[start of PROVIDED RECORDS]
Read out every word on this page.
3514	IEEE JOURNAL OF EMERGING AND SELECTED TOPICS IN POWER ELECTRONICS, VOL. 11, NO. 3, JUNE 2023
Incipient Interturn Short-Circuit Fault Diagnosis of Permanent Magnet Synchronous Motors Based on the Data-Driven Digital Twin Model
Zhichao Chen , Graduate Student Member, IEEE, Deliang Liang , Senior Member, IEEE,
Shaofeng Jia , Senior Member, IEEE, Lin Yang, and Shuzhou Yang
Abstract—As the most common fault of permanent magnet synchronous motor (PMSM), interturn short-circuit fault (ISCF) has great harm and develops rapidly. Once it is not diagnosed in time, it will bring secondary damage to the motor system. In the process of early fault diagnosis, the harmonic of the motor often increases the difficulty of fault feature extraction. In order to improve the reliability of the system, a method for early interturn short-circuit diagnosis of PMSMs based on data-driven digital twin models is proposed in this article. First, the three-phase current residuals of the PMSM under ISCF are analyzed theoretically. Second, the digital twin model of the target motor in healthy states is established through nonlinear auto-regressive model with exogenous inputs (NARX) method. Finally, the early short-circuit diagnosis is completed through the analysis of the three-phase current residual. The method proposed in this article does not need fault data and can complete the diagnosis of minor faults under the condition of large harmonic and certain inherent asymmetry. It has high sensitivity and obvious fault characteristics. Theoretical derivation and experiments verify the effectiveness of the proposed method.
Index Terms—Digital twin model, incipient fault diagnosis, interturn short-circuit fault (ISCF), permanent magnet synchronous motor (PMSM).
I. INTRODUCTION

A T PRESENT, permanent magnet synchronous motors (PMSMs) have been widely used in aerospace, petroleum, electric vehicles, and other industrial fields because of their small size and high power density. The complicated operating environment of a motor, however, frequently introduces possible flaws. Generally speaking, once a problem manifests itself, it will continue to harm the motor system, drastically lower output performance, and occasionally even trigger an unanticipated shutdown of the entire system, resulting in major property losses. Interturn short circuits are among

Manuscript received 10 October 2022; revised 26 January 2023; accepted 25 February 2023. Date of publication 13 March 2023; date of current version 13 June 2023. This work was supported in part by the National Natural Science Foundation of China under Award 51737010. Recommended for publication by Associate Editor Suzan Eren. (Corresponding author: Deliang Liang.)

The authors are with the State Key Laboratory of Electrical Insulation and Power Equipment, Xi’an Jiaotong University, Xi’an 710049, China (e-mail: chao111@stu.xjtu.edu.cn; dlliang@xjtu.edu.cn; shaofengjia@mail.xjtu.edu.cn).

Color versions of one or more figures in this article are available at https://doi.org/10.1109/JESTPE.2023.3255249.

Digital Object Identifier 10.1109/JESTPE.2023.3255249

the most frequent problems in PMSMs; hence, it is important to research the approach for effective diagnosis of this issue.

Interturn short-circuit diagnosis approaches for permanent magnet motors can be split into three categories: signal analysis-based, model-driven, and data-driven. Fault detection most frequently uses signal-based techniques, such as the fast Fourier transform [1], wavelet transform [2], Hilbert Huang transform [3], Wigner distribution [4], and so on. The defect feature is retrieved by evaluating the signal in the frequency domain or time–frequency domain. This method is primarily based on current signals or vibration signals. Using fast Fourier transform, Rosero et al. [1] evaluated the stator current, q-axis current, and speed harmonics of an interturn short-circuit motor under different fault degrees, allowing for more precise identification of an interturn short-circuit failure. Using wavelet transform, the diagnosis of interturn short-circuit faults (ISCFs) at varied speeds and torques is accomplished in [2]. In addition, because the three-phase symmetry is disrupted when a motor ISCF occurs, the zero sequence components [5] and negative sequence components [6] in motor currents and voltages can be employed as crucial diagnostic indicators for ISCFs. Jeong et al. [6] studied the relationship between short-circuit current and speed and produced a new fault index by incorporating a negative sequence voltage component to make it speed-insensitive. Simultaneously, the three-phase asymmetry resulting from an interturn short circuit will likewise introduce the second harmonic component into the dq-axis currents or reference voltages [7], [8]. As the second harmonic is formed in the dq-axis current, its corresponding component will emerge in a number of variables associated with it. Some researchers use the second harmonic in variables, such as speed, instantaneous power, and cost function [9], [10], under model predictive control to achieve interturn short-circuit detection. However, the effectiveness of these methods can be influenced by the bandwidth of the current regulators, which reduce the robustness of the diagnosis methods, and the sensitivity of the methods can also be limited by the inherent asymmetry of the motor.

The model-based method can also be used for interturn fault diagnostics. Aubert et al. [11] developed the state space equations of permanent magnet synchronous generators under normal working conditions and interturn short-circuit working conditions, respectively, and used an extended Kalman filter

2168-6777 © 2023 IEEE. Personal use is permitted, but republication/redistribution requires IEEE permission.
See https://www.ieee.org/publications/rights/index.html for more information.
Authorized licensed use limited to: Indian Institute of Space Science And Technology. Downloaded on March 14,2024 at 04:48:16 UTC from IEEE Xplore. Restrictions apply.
[end of PROVIDED RECORDS]
## [EXERCISE INSTRUCTIONS]
Every record should be given again exactly.

## [TASK ANSWER]
Read out every word on this page.
3514	IEEE JOURNAL OF EMERGING AND SELECTED TOPICS IN POWER ELECTRONICS, VOL. 11, NO. 3, JUNE 2023
Incipient Interturn Short-Circuit Fault Diagnosis of Permanent Magnet Synchronous Motors Based on the Data-Driven Digital Twin Model
Zhichao Chen , Graduate Student Member, IEEE, Deliang Liang , Senior Member, IEEE,
Shaofeng Jia , Senior Member, IEEE, Lin Yang, and Shuzhou Yang
Abstract—As the most common fault of permanent magnet synchronous motor (PMSM), interturn short-circuit fault (ISCF) has great harm and develops rapidly. Once it is not diagnosed in time, it will bring secondary damage to the motor system. In the process of early fault diagnosis, the harmonic of the motor often increases the difficulty of fault feature extraction. In order to improve the reliability of the system, a method for early interturn short-circuit diagnosis of PMSMs based on data-driven digital twin models is proposed in this article. First, the three-phase current residuals of the PMSM under ISCF are analyzed theoretically. Second, the digital twin model of the target motor in healthy states is established through nonlinear auto-regressive model with exogenous inputs (NARX) method. Finally, the early short-circuit diagnosis is completed through the analysis of the three-phase current residual. The method proposed in this article does not need fault data and can complete the diagnosis of minor faults under the condition of large harmonic and certain inherent asymmetry. It has high sensitivity and obvious fault characteristics. Theoretical derivation and experiments verify the effectiveness of the proposed method.
Index Terms—Digital twin model, incipient fault diagnosis, interturn short-circuit fault (ISCF), permanent magnet synchronous motor (PMSM).
I. INTRODUCTION

A T PRESENT, permanent magnet synchronous motors (PMSMs) have been widely used in aerospace, petroleum, electric vehicles, and other industrial fields because of their small size and high power density. The complicated operating environment of a motor, however, frequently introduces possible flaws. Generally speaking, once a problem manifests itself, it will continue to harm the motor system, drastically lower output performance, and occasionally even trigger an unanticipated shutdown of the entire system, resulting in major property losses. Interturn short circuits are among

Manuscript received 10 October 2022; revised 26 January 2023; accepted 25 February 2023. Date of publication 13 March 2023; date of current version 13 June 2023. This work was supported in part by the National Natural Science Foundation of China under Award 51737010. Recommended for publication by Associate Editor Suzan Eren. (Corresponding author: Deliang Liang.)

The authors are with the State Key Laboratory of Electrical Insulation and Power Equipment, Xi’an Jiaotong University, Xi’an 710049, China (e-mail: chao111@stu.xjtu.edu.cn; dlliang@xjtu.edu.cn; shaofengjia@mail.xjtu.edu.cn).

Color versions of one or more figures in this article are available at https://doi.org/10.1109/JESTPE.2023.3255249.

Digital Object Identifier 10.1109/JESTPE.2023.3255249

the most frequent problems in PMSMs; hence, it is important to research the approach for effective diagnosis of this issue.

Interturn short-circuit diagnosis approaches for permanent magnet motors can be split into three categories: signal analysis-based, model-driven, and data-driven. Fault detection most frequently uses signal-based techniques, such as the fast Fourier transform [1], wavelet transform [2], Hilbert Huang transform [3], Wigner distribution [4], and so on. The defect feature is retrieved by evaluating the signal in the frequency domain or time–frequency domain. This method is primarily based on current signals or vibration signals. Using fast Fourier transform, Rosero et al. [1] evaluated the stator current, q-axis current, and speed harmonics of an interturn short-circuit motor under different fault degrees, allowing for more precise identification of an interturn short-circuit failure. Using wavelet transform, the diagnosis of interturn short-circuit faults (ISCFs) at varied speeds and torques is accomplished in [2]. In addition, because the three-phase symmetry is disrupted when a motor ISCF occurs, the zero sequence components [5] and negative sequence components [6] in motor currents and voltages can be employed as crucial diagnostic indicators for ISCFs. Jeong et al. [6] studied the relationship between short-circuit current and speed and produced a new fault index by incorporating a negative sequence voltage component to make it speed-insensitive. Simultaneously, the three-phase asymmetry resulting from an interturn short circuit will likewise introduce the second harmonic component into the dq-axis currents or reference voltages [7], [8]. As the second harmonic is formed in the dq-axis current, its corresponding component will emerge in a number of variables associated with it. Some researchers use the second harmonic in variables, such as speed, instantaneous power, and cost function [9], [10], under model predictive control to achieve interturn short-circuit detection. However, the effectiveness of these methods can be influenced by the bandwidth of the current regulators, which reduce the robustness of the diagnosis methods, and the sensitivity of the methods can also be limited by the inherent asymmetry of the motor.

The model-based method can also be used for interturn fault diagnostics. Aubert et al. [11] developed the state space equations of permanent magnet synchronous generators under normal working conditions and interturn short-circuit working conditions, respectively, and used an extended Kalman filter

2168-6777 © 2023 IEEE. Personal use is permitted, but republication/redistribution requires IEEE permission.
See https://www.ieee.org/publications/rights/index.html for more information.
Authorized licensed use limited to: Indian Institute of Space Science And Technology. Downloaded on March 14,2024 at 04:48:16 UTC from IEEE Xplore. Restrictions apply.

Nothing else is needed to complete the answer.